= Extracts from a graphics dataset =
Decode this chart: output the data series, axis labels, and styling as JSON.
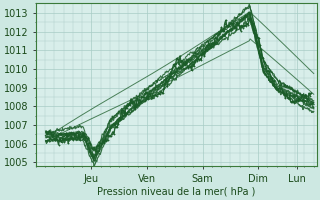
{
  "ylabel": "Pression niveau de la mer( hPa )",
  "ylim": [
    1004.8,
    1013.5
  ],
  "yticks": [
    1005,
    1006,
    1007,
    1008,
    1009,
    1010,
    1011,
    1012,
    1013
  ],
  "bg_color": "#cde8e2",
  "plot_bg_color": "#d8eeea",
  "grid_color": "#a8ccc6",
  "line_color": "#1a5c28",
  "day_labels": [
    "Jeu",
    "Ven",
    "Sam",
    "Dim",
    "Lun"
  ],
  "day_positions": [
    1.0,
    2.0,
    3.0,
    4.0,
    4.7
  ],
  "xmin": 0.0,
  "xmax": 5.05
}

= Objective =
Repeat the material above in full and exactly, apart from the pictures.

= Expected answer =
Decode this chart: output the data series, axis labels, and styling as JSON.
{
  "ylabel": "Pression niveau de la mer( hPa )",
  "ylim": [
    1004.8,
    1013.5
  ],
  "yticks": [
    1005,
    1006,
    1007,
    1008,
    1009,
    1010,
    1011,
    1012,
    1013
  ],
  "bg_color": "#cde8e2",
  "plot_bg_color": "#d8eeea",
  "grid_color": "#a8ccc6",
  "line_color": "#1a5c28",
  "day_labels": [
    "Jeu",
    "Ven",
    "Sam",
    "Dim",
    "Lun"
  ],
  "day_positions": [
    1.0,
    2.0,
    3.0,
    4.0,
    4.7
  ],
  "xmin": 0.0,
  "xmax": 5.05
}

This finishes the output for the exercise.